··· Available data

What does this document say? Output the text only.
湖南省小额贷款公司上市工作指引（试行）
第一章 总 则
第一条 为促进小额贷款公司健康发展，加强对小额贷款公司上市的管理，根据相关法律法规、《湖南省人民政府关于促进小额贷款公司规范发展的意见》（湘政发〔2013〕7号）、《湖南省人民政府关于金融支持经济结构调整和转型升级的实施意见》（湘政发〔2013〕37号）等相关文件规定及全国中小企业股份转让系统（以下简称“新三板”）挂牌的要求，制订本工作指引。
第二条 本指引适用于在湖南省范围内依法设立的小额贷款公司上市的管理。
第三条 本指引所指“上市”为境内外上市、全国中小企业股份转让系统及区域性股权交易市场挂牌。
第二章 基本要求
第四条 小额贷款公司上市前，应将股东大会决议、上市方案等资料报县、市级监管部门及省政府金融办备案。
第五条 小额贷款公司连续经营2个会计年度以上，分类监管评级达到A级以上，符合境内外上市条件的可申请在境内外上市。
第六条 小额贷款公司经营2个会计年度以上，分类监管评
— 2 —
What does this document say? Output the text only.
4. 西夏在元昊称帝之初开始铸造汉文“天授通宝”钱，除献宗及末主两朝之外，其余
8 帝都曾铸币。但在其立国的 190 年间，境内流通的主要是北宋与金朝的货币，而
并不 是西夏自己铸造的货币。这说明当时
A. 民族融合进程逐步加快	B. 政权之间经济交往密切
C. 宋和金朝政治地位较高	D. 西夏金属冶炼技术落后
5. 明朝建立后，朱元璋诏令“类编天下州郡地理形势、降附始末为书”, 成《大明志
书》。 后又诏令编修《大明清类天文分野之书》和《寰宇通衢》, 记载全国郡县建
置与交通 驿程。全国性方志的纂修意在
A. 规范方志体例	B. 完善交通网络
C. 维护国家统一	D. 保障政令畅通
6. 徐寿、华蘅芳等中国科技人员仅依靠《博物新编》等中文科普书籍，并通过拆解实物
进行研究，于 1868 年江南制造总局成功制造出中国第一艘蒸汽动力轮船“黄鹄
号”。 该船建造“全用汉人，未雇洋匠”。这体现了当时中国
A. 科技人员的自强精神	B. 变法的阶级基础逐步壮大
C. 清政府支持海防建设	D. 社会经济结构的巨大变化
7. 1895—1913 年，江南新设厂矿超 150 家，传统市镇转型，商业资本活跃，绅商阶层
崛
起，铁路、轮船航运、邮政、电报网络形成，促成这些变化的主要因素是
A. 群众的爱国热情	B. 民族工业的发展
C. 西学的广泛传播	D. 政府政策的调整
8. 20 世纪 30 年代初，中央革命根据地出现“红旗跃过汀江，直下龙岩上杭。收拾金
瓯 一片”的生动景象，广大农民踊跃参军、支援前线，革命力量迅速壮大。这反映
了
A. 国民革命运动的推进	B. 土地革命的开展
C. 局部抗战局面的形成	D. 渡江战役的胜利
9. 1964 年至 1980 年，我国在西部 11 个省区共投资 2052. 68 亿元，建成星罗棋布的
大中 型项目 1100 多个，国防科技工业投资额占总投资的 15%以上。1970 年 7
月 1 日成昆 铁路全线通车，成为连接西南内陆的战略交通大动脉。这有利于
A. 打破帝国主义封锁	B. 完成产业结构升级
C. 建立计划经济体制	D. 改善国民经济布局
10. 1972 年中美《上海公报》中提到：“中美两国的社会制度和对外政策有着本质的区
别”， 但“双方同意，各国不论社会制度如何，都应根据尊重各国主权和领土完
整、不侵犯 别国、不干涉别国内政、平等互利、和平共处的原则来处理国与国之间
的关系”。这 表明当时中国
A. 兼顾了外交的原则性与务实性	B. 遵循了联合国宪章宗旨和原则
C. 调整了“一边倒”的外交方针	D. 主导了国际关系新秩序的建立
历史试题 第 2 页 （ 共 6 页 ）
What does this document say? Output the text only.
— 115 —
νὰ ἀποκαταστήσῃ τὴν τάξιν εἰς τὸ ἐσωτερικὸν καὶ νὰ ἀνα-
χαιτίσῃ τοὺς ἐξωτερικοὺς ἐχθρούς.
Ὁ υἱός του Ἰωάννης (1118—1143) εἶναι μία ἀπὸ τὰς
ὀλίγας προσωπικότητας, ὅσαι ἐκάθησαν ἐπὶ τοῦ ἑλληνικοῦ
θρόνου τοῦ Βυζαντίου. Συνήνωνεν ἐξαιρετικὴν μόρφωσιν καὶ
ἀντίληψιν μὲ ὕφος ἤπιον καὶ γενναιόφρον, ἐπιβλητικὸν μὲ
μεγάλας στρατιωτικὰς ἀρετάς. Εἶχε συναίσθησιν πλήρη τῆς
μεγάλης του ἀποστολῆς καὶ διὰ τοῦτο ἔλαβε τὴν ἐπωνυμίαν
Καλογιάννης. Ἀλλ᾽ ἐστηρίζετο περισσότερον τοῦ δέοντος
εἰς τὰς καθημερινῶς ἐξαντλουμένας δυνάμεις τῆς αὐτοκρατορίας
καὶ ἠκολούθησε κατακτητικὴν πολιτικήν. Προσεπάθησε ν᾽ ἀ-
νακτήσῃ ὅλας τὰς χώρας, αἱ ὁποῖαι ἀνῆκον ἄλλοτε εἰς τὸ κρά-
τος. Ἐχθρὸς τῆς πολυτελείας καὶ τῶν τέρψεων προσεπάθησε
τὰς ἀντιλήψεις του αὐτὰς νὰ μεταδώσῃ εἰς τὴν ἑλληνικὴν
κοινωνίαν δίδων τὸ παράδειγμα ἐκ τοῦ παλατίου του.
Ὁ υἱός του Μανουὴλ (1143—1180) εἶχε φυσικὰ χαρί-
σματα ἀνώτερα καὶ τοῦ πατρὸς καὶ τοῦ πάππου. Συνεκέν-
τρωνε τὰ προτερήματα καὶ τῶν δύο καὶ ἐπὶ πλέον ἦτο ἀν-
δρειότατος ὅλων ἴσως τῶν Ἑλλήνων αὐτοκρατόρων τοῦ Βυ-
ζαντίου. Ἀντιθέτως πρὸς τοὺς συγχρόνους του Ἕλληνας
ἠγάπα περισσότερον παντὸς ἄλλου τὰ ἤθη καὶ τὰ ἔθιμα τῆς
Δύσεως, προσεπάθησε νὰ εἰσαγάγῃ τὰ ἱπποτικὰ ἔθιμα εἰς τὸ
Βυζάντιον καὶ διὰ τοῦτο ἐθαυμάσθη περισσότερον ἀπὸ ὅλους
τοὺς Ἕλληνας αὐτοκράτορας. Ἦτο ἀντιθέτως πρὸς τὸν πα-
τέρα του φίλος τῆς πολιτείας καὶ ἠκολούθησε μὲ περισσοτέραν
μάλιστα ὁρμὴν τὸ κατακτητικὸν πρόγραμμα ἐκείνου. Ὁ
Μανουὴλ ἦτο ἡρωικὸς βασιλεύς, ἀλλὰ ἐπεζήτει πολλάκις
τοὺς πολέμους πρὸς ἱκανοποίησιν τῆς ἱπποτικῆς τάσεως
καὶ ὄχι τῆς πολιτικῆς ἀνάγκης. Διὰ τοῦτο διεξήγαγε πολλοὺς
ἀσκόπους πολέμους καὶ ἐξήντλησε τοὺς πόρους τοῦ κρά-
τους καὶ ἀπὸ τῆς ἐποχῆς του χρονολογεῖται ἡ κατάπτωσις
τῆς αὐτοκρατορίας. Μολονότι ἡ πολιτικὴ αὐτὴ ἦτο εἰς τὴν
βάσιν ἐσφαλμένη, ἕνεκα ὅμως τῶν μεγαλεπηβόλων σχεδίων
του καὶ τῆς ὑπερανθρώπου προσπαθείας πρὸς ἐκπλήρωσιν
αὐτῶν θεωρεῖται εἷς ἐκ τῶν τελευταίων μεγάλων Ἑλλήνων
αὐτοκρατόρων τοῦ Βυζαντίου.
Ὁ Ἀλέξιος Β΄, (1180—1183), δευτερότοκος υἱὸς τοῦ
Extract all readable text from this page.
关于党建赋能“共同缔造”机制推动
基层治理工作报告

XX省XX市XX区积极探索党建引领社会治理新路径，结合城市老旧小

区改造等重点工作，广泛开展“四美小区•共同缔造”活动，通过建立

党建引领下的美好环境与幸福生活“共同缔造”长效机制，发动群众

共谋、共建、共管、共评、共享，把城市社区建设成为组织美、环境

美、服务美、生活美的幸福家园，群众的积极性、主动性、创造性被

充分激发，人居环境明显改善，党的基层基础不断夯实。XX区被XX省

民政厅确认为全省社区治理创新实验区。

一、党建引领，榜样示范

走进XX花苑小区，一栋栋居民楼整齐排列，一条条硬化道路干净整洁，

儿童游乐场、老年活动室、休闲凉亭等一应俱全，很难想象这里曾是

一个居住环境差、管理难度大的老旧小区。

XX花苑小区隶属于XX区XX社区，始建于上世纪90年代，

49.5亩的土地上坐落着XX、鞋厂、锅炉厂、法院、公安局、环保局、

······

Would you give again, word for word, every line from the one with "Extract all readable text from this page." through the final line of the listing above?

■ **Response to this task**
Extract all readable text from this page.
关于党建赋能“共同缔造”机制推动
基层治理工作报告

XX省XX市XX区积极探索党建引领社会治理新路径，结合城市老旧小

区改造等重点工作，广泛开展“四美小区•共同缔造”活动，通过建立

党建引领下的美好环境与幸福生活“共同缔造”长效机制，发动群众

共谋、共建、共管、共评、共享，把城市社区建设成为组织美、环境

美、服务美、生活美的幸福家园，群众的积极性、主动性、创造性被

充分激发，人居环境明显改善，党的基层基础不断夯实。XX区被XX省

民政厅确认为全省社区治理创新实验区。

一、党建引领，榜样示范

走进XX花苑小区，一栋栋居民楼整齐排列，一条条硬化道路干净整洁，

儿童游乐场、老年活动室、休闲凉亭等一应俱全，很难想象这里曾是

一个居住环境差、管理难度大的老旧小区。

XX花苑小区隶属于XX区XX社区，始建于上世纪90年代，

49.5亩的土地上坐落着XX、鞋厂、锅炉厂、法院、公安局、环保局、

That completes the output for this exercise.